>> START Data to process

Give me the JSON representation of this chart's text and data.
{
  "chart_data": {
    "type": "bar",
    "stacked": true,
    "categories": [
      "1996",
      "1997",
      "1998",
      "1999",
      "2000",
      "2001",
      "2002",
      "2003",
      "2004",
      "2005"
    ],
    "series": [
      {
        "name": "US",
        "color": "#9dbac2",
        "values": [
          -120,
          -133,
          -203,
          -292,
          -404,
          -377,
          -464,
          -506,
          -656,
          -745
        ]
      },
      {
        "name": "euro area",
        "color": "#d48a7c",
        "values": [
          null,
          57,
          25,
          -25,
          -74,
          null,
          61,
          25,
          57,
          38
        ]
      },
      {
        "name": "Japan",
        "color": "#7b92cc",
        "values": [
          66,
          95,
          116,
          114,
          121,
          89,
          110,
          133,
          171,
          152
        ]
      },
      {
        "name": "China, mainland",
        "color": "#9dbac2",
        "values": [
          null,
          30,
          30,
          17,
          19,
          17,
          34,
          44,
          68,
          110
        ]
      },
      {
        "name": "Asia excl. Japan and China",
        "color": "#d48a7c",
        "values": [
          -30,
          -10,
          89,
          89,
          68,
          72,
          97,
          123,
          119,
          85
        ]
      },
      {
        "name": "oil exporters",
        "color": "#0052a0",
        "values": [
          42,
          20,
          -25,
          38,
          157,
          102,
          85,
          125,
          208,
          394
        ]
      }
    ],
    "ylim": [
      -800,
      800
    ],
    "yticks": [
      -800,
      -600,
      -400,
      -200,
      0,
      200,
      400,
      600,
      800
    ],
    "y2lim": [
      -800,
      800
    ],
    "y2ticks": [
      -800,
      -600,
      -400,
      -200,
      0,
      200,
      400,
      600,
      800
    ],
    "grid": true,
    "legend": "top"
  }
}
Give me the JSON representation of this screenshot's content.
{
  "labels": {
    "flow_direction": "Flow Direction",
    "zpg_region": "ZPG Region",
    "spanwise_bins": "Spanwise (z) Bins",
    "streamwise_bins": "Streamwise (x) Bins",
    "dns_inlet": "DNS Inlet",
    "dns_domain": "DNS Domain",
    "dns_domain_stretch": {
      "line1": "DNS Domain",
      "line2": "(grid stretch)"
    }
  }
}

>> END Data to process

▸ Required work: Give back exactly the lines running from the line containing "Give me the JSON representation of this screenshot's" through the end of the material above, both included, and nothing beyond them.

▸ The completed task:
Give me the JSON representation of this screenshot's content.
{
  "labels": {
    "flow_direction": "Flow Direction",
    "zpg_region": "ZPG Region",
    "spanwise_bins": "Spanwise (z) Bins",
    "streamwise_bins": "Streamwise (x) Bins",
    "dns_inlet": "DNS Inlet",
    "dns_domain": "DNS Domain",
    "dns_domain_stretch": {
      "line1": "DNS Domain",
      "line2": "(grid stretch)"
    }
  }
}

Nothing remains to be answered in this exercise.